■ **What to produce**:
Every line that contains the word "JSON" should be copied out.

■ **Listed records**:
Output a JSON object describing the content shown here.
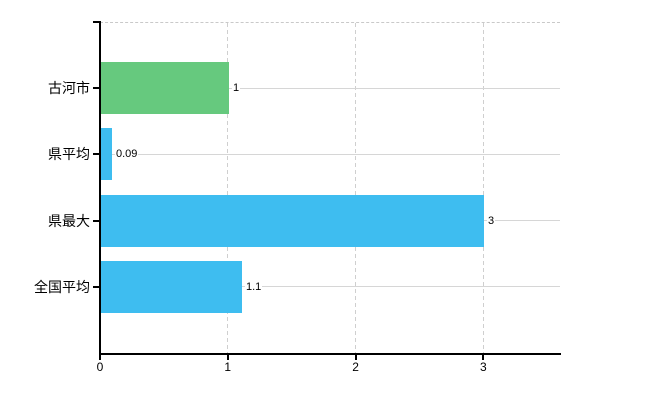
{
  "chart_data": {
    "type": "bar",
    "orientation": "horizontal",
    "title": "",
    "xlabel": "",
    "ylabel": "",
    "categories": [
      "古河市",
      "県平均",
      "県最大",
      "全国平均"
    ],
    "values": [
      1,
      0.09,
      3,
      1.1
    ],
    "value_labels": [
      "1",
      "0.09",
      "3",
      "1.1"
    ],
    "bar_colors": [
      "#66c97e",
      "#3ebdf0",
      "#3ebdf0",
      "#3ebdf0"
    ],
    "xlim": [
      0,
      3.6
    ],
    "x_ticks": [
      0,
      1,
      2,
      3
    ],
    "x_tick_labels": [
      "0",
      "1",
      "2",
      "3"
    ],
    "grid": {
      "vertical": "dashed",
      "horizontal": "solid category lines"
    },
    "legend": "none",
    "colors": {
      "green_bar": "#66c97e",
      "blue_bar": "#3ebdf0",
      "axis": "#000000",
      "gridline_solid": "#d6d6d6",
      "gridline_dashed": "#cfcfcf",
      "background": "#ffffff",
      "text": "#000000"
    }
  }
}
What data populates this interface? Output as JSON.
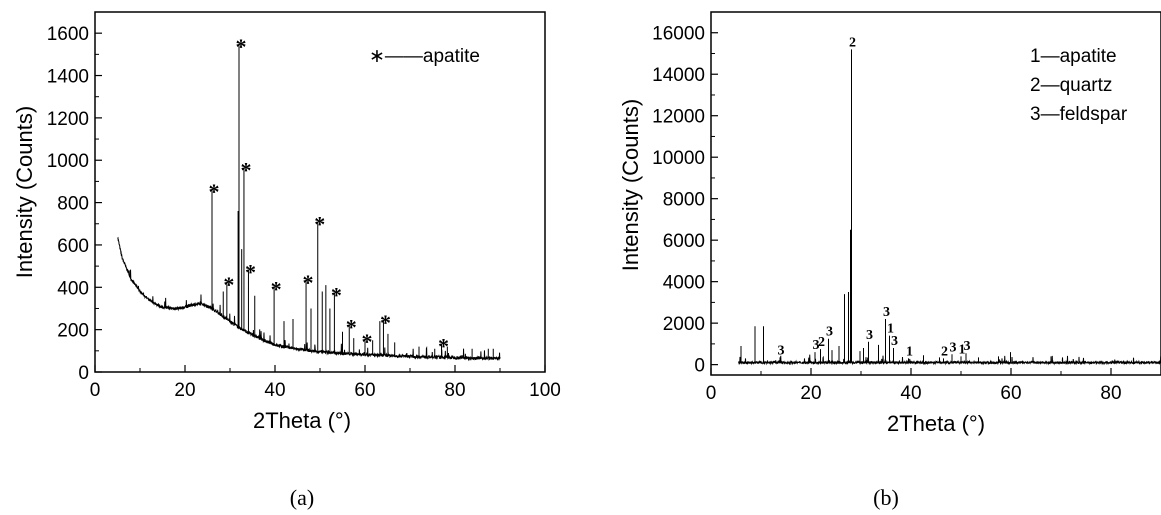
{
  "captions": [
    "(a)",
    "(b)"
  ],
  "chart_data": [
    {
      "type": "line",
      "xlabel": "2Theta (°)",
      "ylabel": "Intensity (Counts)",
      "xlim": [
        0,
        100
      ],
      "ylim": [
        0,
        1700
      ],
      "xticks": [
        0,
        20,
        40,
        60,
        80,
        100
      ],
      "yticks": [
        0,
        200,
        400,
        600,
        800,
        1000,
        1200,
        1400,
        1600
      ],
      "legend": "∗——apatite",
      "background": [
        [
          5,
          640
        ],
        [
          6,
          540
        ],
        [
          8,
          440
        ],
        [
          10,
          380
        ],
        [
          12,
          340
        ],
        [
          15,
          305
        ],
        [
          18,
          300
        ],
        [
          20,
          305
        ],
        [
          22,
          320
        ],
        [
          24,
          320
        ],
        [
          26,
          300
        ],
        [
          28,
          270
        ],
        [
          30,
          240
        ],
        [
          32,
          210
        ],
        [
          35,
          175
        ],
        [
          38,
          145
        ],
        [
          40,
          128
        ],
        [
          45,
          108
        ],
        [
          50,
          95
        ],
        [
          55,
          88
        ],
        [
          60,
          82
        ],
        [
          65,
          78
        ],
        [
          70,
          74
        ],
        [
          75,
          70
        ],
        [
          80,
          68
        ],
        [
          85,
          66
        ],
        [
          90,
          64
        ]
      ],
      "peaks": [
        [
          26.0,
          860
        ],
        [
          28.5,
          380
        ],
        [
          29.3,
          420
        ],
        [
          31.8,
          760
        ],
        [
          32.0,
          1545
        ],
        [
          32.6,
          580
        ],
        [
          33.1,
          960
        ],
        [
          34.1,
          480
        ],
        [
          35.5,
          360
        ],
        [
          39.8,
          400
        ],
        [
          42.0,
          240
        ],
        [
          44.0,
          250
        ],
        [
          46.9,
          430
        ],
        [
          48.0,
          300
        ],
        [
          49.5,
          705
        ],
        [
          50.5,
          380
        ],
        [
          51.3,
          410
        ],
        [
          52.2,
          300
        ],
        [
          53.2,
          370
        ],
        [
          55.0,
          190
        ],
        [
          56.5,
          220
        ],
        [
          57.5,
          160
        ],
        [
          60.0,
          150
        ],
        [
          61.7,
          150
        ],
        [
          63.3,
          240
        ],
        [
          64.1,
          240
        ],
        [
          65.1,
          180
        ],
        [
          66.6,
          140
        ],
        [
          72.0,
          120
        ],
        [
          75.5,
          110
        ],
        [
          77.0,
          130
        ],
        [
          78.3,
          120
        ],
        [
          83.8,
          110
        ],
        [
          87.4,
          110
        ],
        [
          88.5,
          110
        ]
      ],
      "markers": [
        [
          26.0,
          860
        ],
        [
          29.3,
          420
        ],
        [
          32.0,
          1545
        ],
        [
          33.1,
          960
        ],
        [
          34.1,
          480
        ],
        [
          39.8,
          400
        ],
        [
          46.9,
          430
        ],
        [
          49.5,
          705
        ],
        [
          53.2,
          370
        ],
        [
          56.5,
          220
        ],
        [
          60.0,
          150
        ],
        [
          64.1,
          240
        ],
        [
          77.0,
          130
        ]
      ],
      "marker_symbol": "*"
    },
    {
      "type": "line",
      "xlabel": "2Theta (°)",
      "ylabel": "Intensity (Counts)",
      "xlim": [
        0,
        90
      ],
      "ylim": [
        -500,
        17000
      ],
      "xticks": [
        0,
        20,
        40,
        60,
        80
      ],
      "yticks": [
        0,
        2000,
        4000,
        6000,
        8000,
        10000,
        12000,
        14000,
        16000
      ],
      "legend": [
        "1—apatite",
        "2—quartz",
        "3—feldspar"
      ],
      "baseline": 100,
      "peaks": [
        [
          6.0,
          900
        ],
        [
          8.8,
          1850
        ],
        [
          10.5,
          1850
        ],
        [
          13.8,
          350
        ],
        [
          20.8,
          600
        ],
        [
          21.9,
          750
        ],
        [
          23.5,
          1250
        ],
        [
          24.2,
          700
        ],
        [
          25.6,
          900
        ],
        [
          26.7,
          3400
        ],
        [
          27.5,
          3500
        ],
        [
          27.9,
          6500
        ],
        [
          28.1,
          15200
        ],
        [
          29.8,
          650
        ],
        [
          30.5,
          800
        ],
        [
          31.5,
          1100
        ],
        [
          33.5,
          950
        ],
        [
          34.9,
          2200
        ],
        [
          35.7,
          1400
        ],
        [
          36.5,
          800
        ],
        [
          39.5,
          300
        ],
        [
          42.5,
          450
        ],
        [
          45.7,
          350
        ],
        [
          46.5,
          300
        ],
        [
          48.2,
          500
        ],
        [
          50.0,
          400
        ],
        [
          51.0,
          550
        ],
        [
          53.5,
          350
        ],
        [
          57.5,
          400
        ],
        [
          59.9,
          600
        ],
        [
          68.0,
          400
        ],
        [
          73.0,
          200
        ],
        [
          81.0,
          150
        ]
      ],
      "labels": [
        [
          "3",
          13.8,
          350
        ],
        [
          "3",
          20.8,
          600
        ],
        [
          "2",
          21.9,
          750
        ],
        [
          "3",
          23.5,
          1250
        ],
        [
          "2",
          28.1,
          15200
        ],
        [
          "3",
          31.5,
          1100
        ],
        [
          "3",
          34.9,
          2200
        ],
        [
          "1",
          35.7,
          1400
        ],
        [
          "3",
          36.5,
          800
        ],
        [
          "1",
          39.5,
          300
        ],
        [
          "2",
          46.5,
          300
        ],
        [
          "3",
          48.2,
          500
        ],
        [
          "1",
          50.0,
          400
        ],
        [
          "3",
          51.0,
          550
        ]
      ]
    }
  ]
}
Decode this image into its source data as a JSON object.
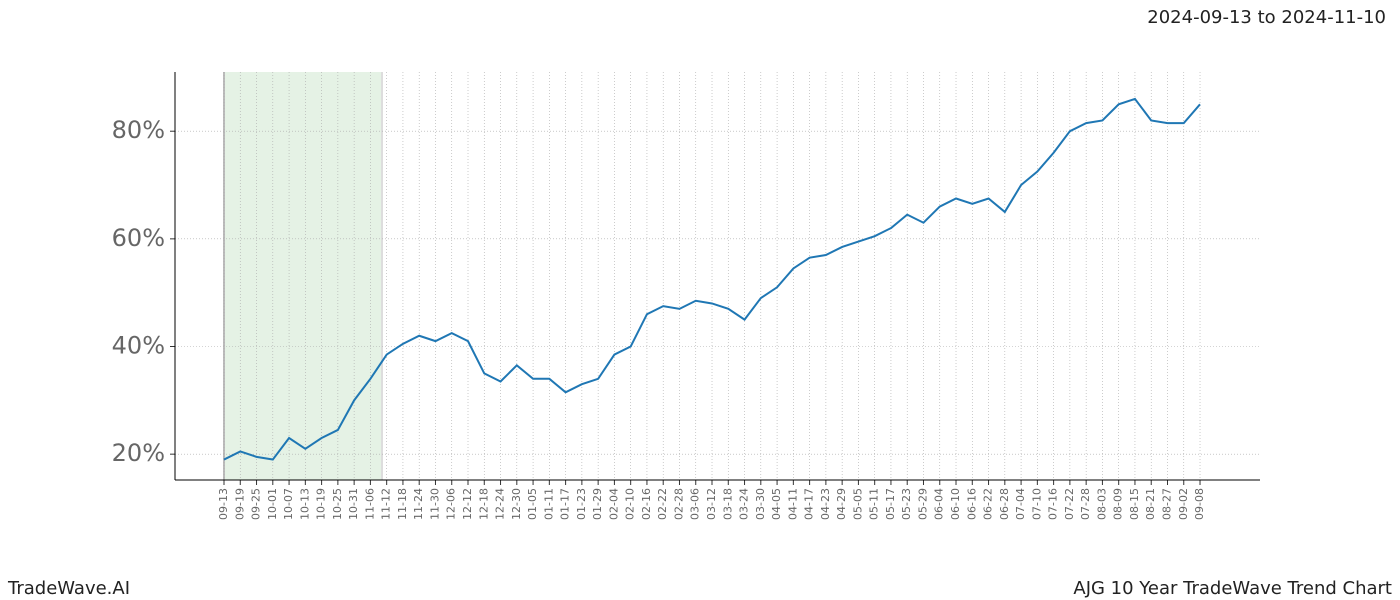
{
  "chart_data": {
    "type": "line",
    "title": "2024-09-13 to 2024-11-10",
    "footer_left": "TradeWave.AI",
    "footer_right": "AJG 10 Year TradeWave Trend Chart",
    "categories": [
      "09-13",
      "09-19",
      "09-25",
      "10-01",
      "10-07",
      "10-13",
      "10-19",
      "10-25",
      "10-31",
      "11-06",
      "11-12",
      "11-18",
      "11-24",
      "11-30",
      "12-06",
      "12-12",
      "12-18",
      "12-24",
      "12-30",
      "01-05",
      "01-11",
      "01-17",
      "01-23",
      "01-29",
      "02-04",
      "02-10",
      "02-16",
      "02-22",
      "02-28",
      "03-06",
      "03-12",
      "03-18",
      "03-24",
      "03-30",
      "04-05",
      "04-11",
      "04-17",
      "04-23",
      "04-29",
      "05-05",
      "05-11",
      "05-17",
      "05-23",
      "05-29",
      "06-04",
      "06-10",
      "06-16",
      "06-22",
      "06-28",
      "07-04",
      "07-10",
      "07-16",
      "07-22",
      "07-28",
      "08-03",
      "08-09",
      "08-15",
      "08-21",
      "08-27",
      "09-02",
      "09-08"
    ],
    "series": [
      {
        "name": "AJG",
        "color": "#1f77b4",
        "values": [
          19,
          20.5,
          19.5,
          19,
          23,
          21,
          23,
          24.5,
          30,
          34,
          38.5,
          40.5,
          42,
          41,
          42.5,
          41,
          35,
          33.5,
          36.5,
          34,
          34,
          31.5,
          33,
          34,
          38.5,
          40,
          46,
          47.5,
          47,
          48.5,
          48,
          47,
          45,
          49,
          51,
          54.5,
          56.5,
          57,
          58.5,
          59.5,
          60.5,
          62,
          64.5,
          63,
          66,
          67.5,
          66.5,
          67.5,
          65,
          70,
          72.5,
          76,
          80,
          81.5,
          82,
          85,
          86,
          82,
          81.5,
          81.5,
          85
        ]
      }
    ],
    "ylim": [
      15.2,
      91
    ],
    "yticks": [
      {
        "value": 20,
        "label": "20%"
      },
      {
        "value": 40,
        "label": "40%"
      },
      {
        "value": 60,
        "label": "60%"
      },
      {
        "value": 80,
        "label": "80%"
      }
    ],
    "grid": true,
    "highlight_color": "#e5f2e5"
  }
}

■ **Output for this exercise**:
Output a JSON object describing the content shown here.
What data populates this interface? Output as JSON.
Decode this image into its source data as a JSON object.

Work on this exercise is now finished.